Using the data below, copy every line that contains the word "content".

— BEGIN Dataset records —

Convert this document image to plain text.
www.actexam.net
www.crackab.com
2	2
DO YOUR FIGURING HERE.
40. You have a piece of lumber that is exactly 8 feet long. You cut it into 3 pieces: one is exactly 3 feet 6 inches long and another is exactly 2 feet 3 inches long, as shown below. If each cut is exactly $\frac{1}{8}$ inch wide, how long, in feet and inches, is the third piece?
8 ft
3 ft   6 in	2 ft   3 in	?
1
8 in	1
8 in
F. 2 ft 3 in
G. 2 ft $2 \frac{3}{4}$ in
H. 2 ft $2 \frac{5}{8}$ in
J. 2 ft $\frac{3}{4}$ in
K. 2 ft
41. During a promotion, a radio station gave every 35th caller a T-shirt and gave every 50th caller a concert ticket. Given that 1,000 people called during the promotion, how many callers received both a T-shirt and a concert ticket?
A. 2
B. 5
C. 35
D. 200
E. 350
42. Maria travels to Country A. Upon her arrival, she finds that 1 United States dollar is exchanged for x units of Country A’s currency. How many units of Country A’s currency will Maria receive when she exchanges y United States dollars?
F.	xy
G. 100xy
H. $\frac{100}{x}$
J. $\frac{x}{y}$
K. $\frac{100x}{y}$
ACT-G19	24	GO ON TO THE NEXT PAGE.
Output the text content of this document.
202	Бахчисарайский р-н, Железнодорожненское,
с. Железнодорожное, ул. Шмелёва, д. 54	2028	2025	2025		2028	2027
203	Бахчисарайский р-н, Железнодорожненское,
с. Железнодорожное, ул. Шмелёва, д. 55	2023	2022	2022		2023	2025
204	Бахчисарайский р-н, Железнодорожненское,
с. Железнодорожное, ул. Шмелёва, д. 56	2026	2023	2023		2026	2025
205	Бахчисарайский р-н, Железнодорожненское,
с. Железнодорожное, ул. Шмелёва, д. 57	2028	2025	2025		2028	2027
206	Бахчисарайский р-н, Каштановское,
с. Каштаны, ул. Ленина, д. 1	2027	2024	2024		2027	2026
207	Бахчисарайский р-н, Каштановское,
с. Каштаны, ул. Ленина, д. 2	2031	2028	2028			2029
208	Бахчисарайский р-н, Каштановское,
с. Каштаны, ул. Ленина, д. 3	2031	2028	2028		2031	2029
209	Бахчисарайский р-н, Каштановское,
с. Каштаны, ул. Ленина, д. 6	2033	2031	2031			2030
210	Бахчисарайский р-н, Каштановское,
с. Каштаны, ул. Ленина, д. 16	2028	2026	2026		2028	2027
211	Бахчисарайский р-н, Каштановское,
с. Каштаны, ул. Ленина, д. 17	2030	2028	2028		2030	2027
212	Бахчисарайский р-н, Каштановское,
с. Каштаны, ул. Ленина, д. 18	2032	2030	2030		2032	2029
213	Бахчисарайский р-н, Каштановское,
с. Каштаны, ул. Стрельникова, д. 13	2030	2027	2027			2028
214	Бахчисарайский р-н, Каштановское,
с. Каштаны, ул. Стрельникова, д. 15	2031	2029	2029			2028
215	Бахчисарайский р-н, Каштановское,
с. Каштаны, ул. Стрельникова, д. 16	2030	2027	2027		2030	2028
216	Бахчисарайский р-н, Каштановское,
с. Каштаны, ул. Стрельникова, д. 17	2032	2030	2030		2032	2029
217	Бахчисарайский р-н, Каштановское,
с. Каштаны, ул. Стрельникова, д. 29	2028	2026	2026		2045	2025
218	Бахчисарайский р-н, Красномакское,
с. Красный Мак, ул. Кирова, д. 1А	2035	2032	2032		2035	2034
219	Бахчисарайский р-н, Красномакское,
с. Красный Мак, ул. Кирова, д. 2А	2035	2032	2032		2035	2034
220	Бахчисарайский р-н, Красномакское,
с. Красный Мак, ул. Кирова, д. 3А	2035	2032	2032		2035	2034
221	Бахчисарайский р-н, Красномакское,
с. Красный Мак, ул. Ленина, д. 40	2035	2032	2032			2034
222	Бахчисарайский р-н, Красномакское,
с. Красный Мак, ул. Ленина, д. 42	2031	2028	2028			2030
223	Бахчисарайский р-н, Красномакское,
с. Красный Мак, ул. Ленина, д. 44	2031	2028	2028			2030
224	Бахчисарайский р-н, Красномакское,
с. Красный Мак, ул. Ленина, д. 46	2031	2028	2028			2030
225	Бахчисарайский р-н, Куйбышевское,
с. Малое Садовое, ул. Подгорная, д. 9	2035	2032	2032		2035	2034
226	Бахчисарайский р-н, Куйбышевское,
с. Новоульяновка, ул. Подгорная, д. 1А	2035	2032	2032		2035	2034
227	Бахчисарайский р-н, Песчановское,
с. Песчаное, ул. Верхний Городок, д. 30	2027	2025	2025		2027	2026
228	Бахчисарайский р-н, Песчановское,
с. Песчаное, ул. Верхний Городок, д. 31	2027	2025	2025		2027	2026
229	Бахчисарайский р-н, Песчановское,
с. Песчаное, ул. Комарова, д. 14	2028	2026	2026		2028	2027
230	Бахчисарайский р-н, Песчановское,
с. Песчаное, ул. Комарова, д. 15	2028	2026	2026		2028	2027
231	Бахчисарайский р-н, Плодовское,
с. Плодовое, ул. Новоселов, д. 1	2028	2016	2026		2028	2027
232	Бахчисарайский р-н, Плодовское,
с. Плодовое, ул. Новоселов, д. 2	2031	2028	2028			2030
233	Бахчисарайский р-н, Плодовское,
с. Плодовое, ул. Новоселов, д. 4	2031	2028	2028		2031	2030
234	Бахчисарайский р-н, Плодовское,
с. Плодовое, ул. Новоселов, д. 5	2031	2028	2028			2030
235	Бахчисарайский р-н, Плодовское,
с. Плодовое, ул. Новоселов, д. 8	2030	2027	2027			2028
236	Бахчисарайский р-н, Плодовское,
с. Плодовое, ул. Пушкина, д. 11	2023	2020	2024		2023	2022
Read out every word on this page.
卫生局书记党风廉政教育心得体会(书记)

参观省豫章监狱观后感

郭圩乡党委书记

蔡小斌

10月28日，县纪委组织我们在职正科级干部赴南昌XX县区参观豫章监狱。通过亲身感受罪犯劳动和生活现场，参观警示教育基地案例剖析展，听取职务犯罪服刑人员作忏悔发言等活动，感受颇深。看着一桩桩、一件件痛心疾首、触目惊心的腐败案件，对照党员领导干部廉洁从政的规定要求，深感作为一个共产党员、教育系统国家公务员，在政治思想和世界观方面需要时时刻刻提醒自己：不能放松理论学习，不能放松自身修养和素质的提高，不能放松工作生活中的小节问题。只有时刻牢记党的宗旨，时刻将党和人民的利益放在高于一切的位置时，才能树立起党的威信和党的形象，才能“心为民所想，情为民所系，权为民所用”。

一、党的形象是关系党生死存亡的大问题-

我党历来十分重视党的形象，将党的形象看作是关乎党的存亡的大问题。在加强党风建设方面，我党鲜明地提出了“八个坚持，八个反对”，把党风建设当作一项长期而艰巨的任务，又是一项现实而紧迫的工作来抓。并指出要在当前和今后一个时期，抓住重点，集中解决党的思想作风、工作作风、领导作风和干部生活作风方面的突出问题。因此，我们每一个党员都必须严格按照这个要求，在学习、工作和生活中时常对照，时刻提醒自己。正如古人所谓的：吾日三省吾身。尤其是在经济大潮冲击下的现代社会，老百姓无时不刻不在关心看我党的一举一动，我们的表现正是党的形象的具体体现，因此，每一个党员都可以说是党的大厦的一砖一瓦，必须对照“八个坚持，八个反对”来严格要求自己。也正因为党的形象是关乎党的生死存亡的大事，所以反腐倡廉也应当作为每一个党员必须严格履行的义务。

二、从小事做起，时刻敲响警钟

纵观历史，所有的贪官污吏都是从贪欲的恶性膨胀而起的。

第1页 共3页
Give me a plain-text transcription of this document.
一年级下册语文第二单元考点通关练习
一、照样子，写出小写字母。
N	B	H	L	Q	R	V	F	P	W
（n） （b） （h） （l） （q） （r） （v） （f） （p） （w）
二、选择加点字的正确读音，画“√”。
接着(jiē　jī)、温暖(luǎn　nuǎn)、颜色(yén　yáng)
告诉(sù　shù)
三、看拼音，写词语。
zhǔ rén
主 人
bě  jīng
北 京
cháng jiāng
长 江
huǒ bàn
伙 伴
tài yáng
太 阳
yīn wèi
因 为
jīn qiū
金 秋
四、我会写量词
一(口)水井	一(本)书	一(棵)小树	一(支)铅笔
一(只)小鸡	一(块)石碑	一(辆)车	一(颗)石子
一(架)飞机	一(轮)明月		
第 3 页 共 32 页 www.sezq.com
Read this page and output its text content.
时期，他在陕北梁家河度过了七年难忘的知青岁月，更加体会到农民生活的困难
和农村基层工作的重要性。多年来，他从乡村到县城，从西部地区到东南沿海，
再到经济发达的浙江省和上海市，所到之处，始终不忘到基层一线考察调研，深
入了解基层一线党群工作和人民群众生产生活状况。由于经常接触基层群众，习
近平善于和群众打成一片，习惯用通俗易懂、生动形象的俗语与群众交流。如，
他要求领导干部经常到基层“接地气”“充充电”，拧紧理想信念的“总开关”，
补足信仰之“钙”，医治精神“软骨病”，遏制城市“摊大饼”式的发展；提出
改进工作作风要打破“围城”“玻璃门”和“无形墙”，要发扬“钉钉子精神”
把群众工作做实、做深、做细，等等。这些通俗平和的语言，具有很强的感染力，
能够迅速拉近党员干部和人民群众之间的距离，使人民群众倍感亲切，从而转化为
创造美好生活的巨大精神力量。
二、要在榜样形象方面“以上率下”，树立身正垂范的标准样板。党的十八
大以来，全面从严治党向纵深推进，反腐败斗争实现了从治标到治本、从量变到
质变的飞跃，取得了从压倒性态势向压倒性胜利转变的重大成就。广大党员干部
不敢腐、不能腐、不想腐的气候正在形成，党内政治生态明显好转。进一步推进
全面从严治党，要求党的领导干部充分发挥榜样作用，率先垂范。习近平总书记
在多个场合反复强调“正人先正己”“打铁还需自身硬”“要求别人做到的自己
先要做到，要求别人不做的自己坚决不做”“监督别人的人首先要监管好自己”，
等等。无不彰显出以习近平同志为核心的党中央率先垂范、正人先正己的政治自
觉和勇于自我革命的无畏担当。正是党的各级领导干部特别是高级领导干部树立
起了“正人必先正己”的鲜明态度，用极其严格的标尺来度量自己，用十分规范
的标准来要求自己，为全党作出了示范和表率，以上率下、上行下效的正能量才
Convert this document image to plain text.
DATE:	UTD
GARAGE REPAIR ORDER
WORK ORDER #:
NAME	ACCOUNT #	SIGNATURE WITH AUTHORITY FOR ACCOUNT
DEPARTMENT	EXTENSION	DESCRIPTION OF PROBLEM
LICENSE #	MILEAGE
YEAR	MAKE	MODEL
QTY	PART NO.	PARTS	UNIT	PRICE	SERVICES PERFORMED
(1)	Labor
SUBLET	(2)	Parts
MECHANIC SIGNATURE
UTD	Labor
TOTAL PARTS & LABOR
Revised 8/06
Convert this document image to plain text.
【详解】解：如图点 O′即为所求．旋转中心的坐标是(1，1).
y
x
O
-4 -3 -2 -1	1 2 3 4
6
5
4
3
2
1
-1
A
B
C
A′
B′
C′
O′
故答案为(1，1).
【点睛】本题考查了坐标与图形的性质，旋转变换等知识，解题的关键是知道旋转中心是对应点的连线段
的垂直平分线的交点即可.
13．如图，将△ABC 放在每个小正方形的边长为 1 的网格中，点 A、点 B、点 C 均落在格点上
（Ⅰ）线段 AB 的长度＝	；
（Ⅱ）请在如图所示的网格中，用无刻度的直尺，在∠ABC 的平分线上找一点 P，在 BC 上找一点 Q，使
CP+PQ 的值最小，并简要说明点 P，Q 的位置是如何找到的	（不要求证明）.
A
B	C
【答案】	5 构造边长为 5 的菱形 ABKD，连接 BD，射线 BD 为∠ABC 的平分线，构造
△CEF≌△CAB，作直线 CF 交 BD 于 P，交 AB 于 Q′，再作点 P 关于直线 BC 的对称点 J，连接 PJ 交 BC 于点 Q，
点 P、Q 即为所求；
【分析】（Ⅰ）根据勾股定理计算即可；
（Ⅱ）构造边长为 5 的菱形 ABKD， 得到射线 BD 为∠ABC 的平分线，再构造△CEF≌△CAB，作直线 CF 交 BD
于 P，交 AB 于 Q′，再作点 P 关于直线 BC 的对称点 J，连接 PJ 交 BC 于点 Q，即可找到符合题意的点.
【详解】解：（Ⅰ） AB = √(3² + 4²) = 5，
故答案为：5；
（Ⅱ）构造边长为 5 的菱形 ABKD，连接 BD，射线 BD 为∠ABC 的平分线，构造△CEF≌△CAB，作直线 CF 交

— END Dataset records —

--- The answer ---
Output the text content of this document.
Read this page and output its text content.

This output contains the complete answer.